## Exercise objective
Find the string "location" in the data, then copy every line where it is found.

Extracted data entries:
* * *
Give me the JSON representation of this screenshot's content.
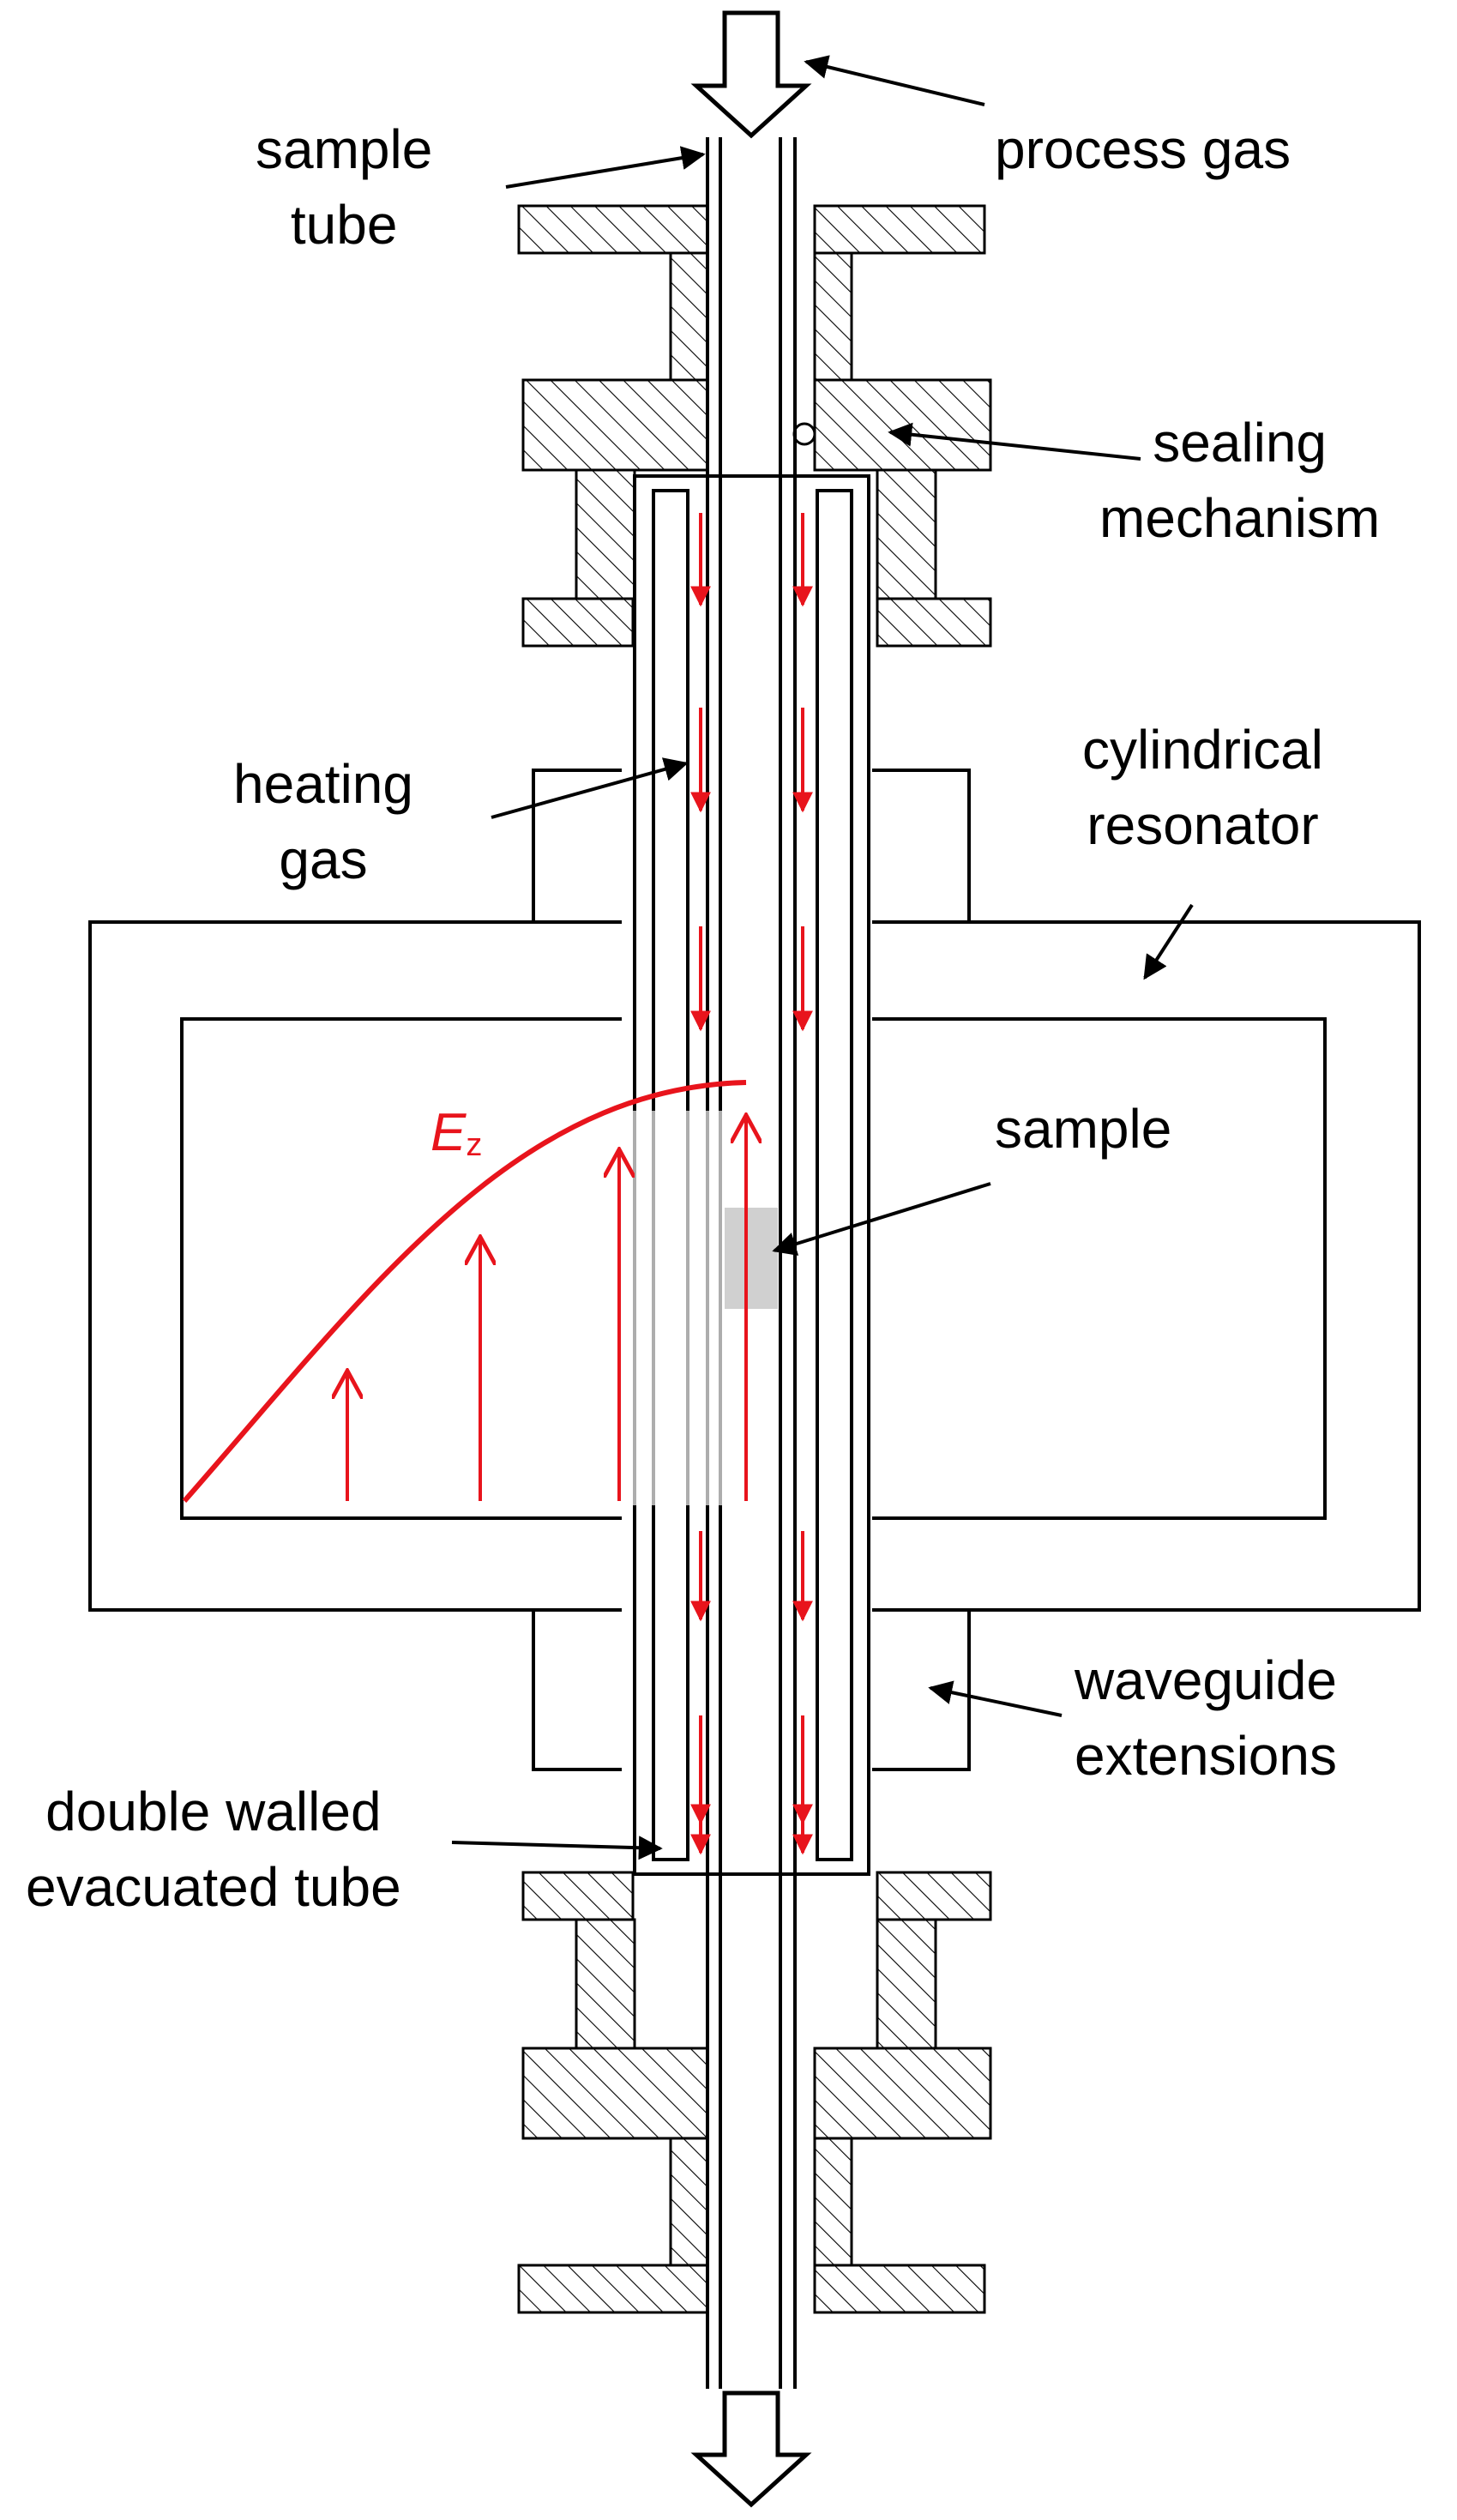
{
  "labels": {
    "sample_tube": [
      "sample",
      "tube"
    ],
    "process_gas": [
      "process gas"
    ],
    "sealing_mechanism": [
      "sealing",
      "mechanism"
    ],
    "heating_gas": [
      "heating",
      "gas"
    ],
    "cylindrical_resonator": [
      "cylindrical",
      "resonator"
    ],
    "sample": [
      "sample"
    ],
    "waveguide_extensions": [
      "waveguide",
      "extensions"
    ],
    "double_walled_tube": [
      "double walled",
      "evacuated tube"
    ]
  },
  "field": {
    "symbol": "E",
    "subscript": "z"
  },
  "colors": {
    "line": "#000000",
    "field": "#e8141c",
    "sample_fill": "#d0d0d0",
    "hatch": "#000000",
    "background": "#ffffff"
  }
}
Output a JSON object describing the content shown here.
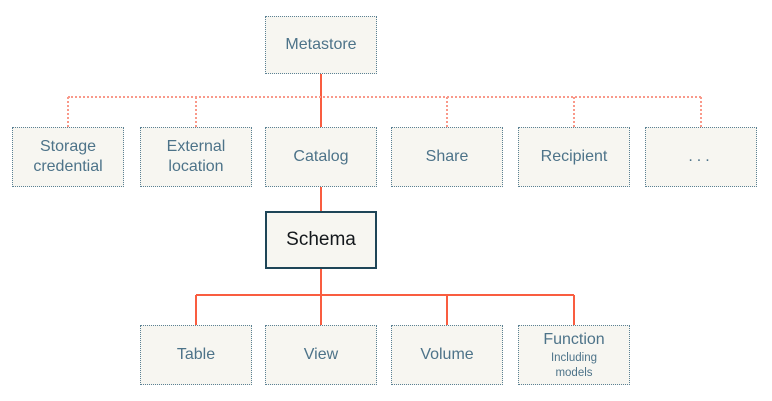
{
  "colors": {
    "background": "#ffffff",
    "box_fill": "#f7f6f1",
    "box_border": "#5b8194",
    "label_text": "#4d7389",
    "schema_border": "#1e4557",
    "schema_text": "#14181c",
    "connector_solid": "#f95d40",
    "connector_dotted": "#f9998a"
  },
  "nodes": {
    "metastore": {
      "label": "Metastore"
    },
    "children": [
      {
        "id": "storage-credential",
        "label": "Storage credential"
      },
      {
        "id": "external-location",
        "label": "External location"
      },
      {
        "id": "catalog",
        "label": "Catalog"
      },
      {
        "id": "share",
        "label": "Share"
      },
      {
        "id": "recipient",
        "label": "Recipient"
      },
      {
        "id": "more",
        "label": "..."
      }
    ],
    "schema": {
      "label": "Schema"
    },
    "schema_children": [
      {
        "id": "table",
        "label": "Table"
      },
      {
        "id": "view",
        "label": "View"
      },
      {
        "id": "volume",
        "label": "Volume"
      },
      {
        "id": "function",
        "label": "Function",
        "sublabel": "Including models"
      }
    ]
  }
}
* * *
## Response for this exercise
        "id": "external-location",
        "label": "External location"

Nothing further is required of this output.